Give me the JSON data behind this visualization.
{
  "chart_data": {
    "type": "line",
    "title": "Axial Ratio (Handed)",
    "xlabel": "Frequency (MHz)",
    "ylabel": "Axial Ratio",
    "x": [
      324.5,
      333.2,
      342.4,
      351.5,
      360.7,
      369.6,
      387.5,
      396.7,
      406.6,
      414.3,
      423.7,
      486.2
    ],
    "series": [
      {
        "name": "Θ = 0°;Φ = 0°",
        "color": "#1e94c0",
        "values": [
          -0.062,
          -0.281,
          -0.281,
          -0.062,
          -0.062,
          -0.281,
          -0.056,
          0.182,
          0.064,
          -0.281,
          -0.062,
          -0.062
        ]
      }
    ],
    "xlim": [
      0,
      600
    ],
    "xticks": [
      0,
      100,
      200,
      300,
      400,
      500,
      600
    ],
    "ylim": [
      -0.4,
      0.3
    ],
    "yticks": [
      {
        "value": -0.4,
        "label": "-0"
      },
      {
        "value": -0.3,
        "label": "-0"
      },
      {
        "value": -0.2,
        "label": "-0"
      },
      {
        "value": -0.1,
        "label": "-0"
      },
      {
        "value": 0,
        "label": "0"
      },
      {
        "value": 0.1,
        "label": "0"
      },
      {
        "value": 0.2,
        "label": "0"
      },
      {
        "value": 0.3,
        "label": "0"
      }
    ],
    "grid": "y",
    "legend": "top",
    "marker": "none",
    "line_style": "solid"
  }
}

* Stated goal *
Copy out the whole listing exactly as written.

* Output for this task *
Give me the JSON data behind this visualization.
{
  "chart_data": {
    "type": "line",
    "title": "Axial Ratio (Handed)",
    "xlabel": "Frequency (MHz)",
    "ylabel": "Axial Ratio",
    "x": [
      324.5,
      333.2,
      342.4,
      351.5,
      360.7,
      369.6,
      387.5,
      396.7,
      406.6,
      414.3,
      423.7,
      486.2
    ],
    "series": [
      {
        "name": "Θ = 0°;Φ = 0°",
        "color": "#1e94c0",
        "values": [
          -0.062,
          -0.281,
          -0.281,
          -0.062,
          -0.062,
          -0.281,
          -0.056,
          0.182,
          0.064,
          -0.281,
          -0.062,
          -0.062
        ]
      }
    ],
    "xlim": [
      0,
      600
    ],
    "xticks": [
      0,
      100,
      200,
      300,
      400,
      500,
      600
    ],
    "ylim": [
      -0.4,
      0.3
    ],
    "yticks": [
      {
        "value": -0.4,
        "label": "-0"
      },
      {
        "value": -0.3,
        "label": "-0"
      },
      {
        "value": -0.2,
        "label": "-0"
      },
      {
        "value": -0.1,
        "label": "-0"
      },
      {
        "value": 0,
        "label": "0"
      },
      {
        "value": 0.1,
        "label": "0"
      },
      {
        "value": 0.2,
        "label": "0"
      },
      {
        "value": 0.3,
        "label": "0"
      }
    ],
    "grid": "y",
    "legend": "top",
    "marker": "none",
    "line_style": "solid"
  }
}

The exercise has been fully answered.